▶ [SET PROBLEM] Please say whether each statement agrees with the earthship account that follows, answering yes or no and quoting the exact words of the account that decide it. (a) The temperature stood at 98 degrees when the couple reached the model home. (b) The couple was driving along Route 56 at 55 miles per hour when the narrator yelled. (c) The woman at the model home was working on a Macintosh.

On our whirlwind tour of the West, my wife and I weren't expecting much to happen between Taos and Chaco Canyon, New Mexico. A glimpse of stark, crimson red canyons, the pastel blue sky sweeping down over the desert landscape. Maybe some indiscreet flashing on scenes from Thelma and Louise. Certainly, we weren't expecting Hobbits, nor a Hobbit kingdom--those little knobby, half earthen structures out of which half humans were supposed to strut, eating biscotti and drinking mead or the next worldly derivative. We never saw Bilbo nor Frodo, much less Golem, but we did see the Hobbit kingdom, and then some.
Their peaks rose into the blue like a minaret awaiting its muezzin. My wife said rather that it was like visiting Novgorod, Russia. East is east or west is west, and here, it seems, they met! I believe we saw the future. And it was both brilliant and scary. My question was simple: "What is that?"
We were barreling along Route 56 at 65 miles per hour when I yelled. I had no idea what I seeing. Neither did my wife.
"Slow down."
I did. I purred down to a low twenty-five miles an hour.
"It looks like a house," I said, "Kind of."
"It is a house," replied my wife. "But what are those things hanging off of it?"
"I think those are solar panels."
We slowed down and looked for a road to take us in for a closer view.
We plied our way down a narrow gravel road that threaded through a colony of these erstwhile hobbit homes. Probably about 15 or 16 in the small colony we came across, some completed, most under construction. Worn out tires were stacked along the roadside which gave the colony the odd feel of being something between redneck trailer park and the Viking space probe. Upon lengthier consideration this is a pretty apt description of the entire 'earthship' phenomena, joining low tech trash with high tech efficiencies. Not only can we be cozy and warm, we'll be salvaging the environment while bringing our utility bill to the nirvana of conscientious penny pinchers: zero. Let's repeat that for those of you just tuning in: Zip. Nada. Nothing.
That's what we were told anyhow, after we finally scored a tour of the inside of an Earthship from a lady who ran the model home, one gravel road over from the colony.
This was mid-July and the temperature outside that day would hit 105 degrees. When we finally arrived at the model home, the temperature stood at 98. Inside, it was a comfortable, indeed pleasant, 71. The woman was sitting near the rear of the model working on a Macintosh. An electric light was on and in the main entrance area--what would be a living room in a normal home, I presume--a large television set outfitted with VCR, blinked the date and time.
"Is this the model home?"
"It is."
"You're off the grid?"
She smiled, "Yes, we are."
I noted the Macintosh.
"Very little electricity actually, and its all powered by solar, wind or reserve battery on cloudy days."
"So there's no connection to a power utility just in case?"

▶ [EXTRACTED ENTRIES]
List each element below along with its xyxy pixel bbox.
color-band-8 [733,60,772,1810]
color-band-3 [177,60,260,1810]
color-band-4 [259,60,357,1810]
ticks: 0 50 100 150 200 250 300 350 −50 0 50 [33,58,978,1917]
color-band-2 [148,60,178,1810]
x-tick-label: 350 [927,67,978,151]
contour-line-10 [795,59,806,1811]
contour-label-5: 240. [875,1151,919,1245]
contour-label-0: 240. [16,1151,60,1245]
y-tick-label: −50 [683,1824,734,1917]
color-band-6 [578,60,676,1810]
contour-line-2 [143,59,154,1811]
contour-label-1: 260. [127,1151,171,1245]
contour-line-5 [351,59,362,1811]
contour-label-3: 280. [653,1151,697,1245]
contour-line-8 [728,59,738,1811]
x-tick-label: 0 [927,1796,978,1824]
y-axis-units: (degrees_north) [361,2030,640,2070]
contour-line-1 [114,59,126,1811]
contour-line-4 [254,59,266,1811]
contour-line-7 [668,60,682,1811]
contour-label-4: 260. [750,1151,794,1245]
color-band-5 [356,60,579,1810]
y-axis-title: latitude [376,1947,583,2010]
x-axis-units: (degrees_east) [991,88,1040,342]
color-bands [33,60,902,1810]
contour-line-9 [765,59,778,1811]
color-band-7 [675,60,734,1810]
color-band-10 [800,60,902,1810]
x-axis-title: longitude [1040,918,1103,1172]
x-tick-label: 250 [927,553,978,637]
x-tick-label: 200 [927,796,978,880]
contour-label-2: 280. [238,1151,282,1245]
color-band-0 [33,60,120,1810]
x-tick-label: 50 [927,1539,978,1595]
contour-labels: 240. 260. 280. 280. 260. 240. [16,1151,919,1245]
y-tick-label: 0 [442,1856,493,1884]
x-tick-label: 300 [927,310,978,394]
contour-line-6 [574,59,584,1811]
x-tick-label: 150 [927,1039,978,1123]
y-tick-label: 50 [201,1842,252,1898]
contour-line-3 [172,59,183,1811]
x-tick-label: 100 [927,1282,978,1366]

▶ [WORKED SOLUTION]
(a) Yes: "When we finally arrived at the model home, the temperature stood at 98."
(b) No: "We were barreling along Route 56 at 65 miles per hour when I yelled."
(c) Yes: "The woman was sitting near the rear of the model working on a Macintosh."